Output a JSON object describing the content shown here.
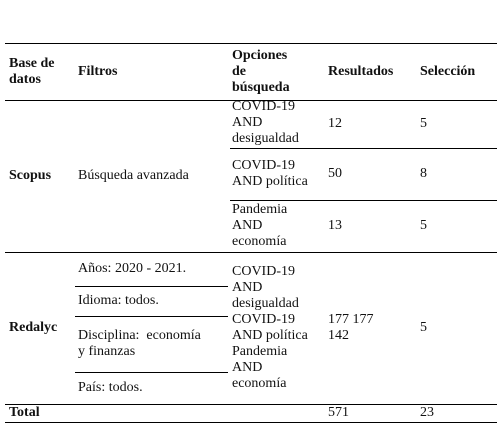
{
  "table": {
    "header": [
      "Base de datos",
      "Filtros",
      "Opciones de búsqueda",
      "Resultados",
      "Selección"
    ],
    "rows": [
      {
        "database": "Scopus",
        "filters": [
          "Búsqueda avanzada"
        ],
        "options": [
          "COVID-19 AND desigualdad",
          "COVID-19 AND política",
          "Pandemia AND economía"
        ],
        "results": [
          "12",
          "50",
          "13"
        ],
        "selection": [
          "5",
          "8",
          "5"
        ]
      },
      {
        "database": "Redalyc",
        "filters": [
          "Años: 2020 - 2021.",
          "Idioma: todos.",
          "Disciplina:  economía y finanzas",
          "País: todos."
        ],
        "options": [
          "COVID-19 AND desigualdad",
          "COVID-19 AND política",
          "Pandemia AND economía"
        ],
        "results": [
          "177 177 142"
        ],
        "selection": [
          "5"
        ]
      }
    ],
    "total": {
      "label": "Total",
      "results": "571",
      "selection": "23"
    }
  }
}
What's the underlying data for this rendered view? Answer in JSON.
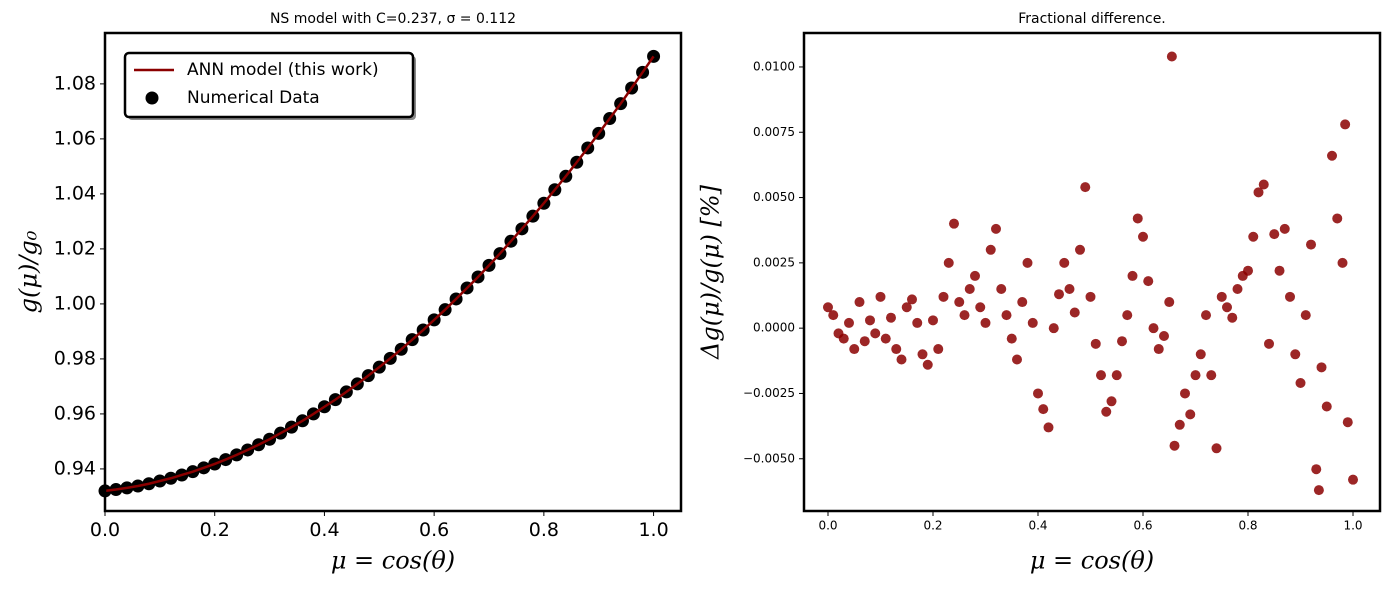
{
  "chart_data": [
    {
      "type": "line",
      "title": "NS model with C=0.237, σ = 0.112",
      "xlabel": "μ = cos(θ)",
      "ylabel": "g(μ)/g₀",
      "x": [
        0,
        0.02,
        0.04,
        0.06,
        0.08,
        0.1,
        0.12,
        0.14,
        0.16,
        0.18,
        0.2,
        0.22,
        0.24,
        0.26,
        0.28,
        0.3,
        0.32,
        0.34,
        0.36,
        0.38,
        0.4,
        0.42,
        0.44,
        0.46,
        0.48,
        0.5,
        0.52,
        0.54,
        0.56,
        0.58,
        0.6,
        0.62,
        0.64,
        0.66,
        0.68,
        0.7,
        0.72,
        0.74,
        0.76,
        0.78,
        0.8,
        0.82,
        0.84,
        0.86,
        0.88,
        0.9,
        0.92,
        0.94,
        0.96,
        0.98,
        1.0
      ],
      "series": [
        {
          "name": "ANN model (this work)",
          "kind": "line",
          "color": "#8b0000",
          "values": [
            0.932,
            0.9325,
            0.9331,
            0.9338,
            0.9346,
            0.9356,
            0.9366,
            0.9378,
            0.939,
            0.9404,
            0.9418,
            0.9434,
            0.9451,
            0.9469,
            0.9488,
            0.9508,
            0.953,
            0.9552,
            0.9575,
            0.96,
            0.9626,
            0.9652,
            0.968,
            0.9709,
            0.9739,
            0.977,
            0.9802,
            0.9835,
            0.987,
            0.9905,
            0.9942,
            0.9979,
            1.0018,
            1.0058,
            1.0098,
            1.014,
            1.0183,
            1.0228,
            1.0273,
            1.0319,
            1.0366,
            1.0415,
            1.0464,
            1.0515,
            1.0567,
            1.062,
            1.0674,
            1.0728,
            1.0785,
            1.0842,
            1.09
          ]
        },
        {
          "name": "Numerical Data",
          "kind": "scatter",
          "color": "#000000",
          "values": [
            0.932,
            0.9325,
            0.9331,
            0.9338,
            0.9346,
            0.9356,
            0.9366,
            0.9378,
            0.939,
            0.9404,
            0.9418,
            0.9434,
            0.9451,
            0.9469,
            0.9488,
            0.9508,
            0.953,
            0.9552,
            0.9575,
            0.96,
            0.9626,
            0.9652,
            0.968,
            0.9709,
            0.9739,
            0.977,
            0.9802,
            0.9835,
            0.987,
            0.9905,
            0.9942,
            0.9979,
            1.0018,
            1.0058,
            1.0098,
            1.014,
            1.0183,
            1.0228,
            1.0273,
            1.0319,
            1.0366,
            1.0415,
            1.0464,
            1.0515,
            1.0567,
            1.062,
            1.0674,
            1.0728,
            1.0785,
            1.0842,
            1.09
          ]
        }
      ],
      "xlim": [
        0,
        1.05
      ],
      "xticks": [
        {
          "value": 0,
          "label": "0.0"
        },
        {
          "value": 0.2,
          "label": "0.2"
        },
        {
          "value": 0.4,
          "label": "0.4"
        },
        {
          "value": 0.6,
          "label": "0.6"
        },
        {
          "value": 0.8,
          "label": "0.8"
        },
        {
          "value": 1,
          "label": "1.0"
        }
      ],
      "ylim": [
        0.9247,
        1.0985
      ],
      "yticks": [
        0.94,
        0.96,
        0.98,
        {
          "value": 1,
          "label": "1.00"
        },
        1.02,
        1.04,
        1.06,
        1.08
      ],
      "legend": "upper left",
      "grid": false
    },
    {
      "type": "scatter",
      "title": "Fractional difference.",
      "xlabel": "μ = cos(θ)",
      "ylabel": "Δg(μ)/g(μ)  [%]",
      "color": "#8b0000",
      "x": [
        0,
        0.01,
        0.02,
        0.03,
        0.04,
        0.05,
        0.06,
        0.07,
        0.08,
        0.09,
        0.1,
        0.11,
        0.12,
        0.13,
        0.14,
        0.15,
        0.16,
        0.17,
        0.18,
        0.19,
        0.2,
        0.21,
        0.22,
        0.23,
        0.24,
        0.25,
        0.26,
        0.27,
        0.28,
        0.29,
        0.3,
        0.31,
        0.32,
        0.33,
        0.34,
        0.35,
        0.36,
        0.37,
        0.38,
        0.39,
        0.4,
        0.41,
        0.42,
        0.43,
        0.44,
        0.45,
        0.46,
        0.47,
        0.48,
        0.49,
        0.5,
        0.51,
        0.52,
        0.53,
        0.54,
        0.55,
        0.56,
        0.57,
        0.58,
        0.59,
        0.6,
        0.61,
        0.62,
        0.63,
        0.64,
        0.65,
        0.655,
        0.66,
        0.67,
        0.68,
        0.69,
        0.7,
        0.71,
        0.72,
        0.73,
        0.74,
        0.75,
        0.76,
        0.77,
        0.78,
        0.79,
        0.8,
        0.81,
        0.82,
        0.83,
        0.84,
        0.85,
        0.86,
        0.87,
        0.88,
        0.89,
        0.9,
        0.91,
        0.92,
        0.93,
        0.935,
        0.94,
        0.95,
        0.96,
        0.97,
        0.98,
        0.985,
        0.99,
        1.0
      ],
      "values": [
        0.0008,
        0.0005,
        -0.0002,
        -0.0004,
        0.0002,
        -0.0008,
        0.001,
        -0.0005,
        0.0003,
        -0.0002,
        0.0012,
        -0.0004,
        0.0004,
        -0.0008,
        -0.0012,
        0.0008,
        0.0011,
        0.0002,
        -0.001,
        -0.0014,
        0.0003,
        -0.0008,
        0.0012,
        0.0025,
        0.004,
        0.001,
        0.0005,
        0.0015,
        0.002,
        0.0008,
        0.0002,
        0.003,
        0.0038,
        0.0015,
        0.0005,
        -0.0004,
        -0.0012,
        0.001,
        0.0025,
        0.0002,
        -0.0025,
        -0.0031,
        -0.0038,
        0,
        0.0013,
        0.0025,
        0.0015,
        0.0006,
        0.003,
        0.0054,
        0.0012,
        -0.0006,
        -0.0018,
        -0.0032,
        -0.0028,
        -0.0018,
        -0.0005,
        0.0005,
        0.002,
        0.0042,
        0.0035,
        0.0018,
        0,
        -0.0008,
        -0.0003,
        0.001,
        0.0104,
        -0.0045,
        -0.0037,
        -0.0025,
        -0.0033,
        -0.0018,
        -0.001,
        0.0005,
        -0.0018,
        -0.0046,
        0.0012,
        0.0008,
        0.0004,
        0.0015,
        0.002,
        0.0022,
        0.0035,
        0.0052,
        0.0055,
        -0.0006,
        0.0036,
        0.0022,
        0.0038,
        0.0012,
        -0.001,
        -0.0021,
        0.0005,
        0.0032,
        -0.0054,
        -0.0062,
        -0.0015,
        -0.003,
        0.0066,
        0.0042,
        0.0025,
        0.0078,
        -0.0036,
        -0.0058
      ],
      "xlim": [
        -0.0457,
        1.0514
      ],
      "xticks": [
        {
          "value": 0,
          "label": "0.0"
        },
        {
          "value": 0.2,
          "label": "0.2"
        },
        {
          "value": 0.4,
          "label": "0.4"
        },
        {
          "value": 0.6,
          "label": "0.6"
        },
        {
          "value": 0.8,
          "label": "0.8"
        },
        {
          "value": 1,
          "label": "1.0"
        }
      ],
      "ylim": [
        -0.007,
        0.0113
      ],
      "yticks": [
        {
          "value": -0.005,
          "label": "−0.0050"
        },
        {
          "value": -0.0025,
          "label": "−0.0025"
        },
        {
          "value": 0,
          "label": "0.0000"
        },
        {
          "value": 0.0025,
          "label": "0.0025"
        },
        {
          "value": 0.005,
          "label": "0.0050"
        },
        {
          "value": 0.0075,
          "label": "0.0075"
        },
        {
          "value": 0.01,
          "label": "0.0100"
        }
      ],
      "grid": false
    }
  ]
}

******************************

### Task to complete
Using the records above, pull out each line where the word "this" occurs.

### Complete answer
What's the underlying data for this rendered view? Answer in JSON.
          "name": "ANN model (this work)",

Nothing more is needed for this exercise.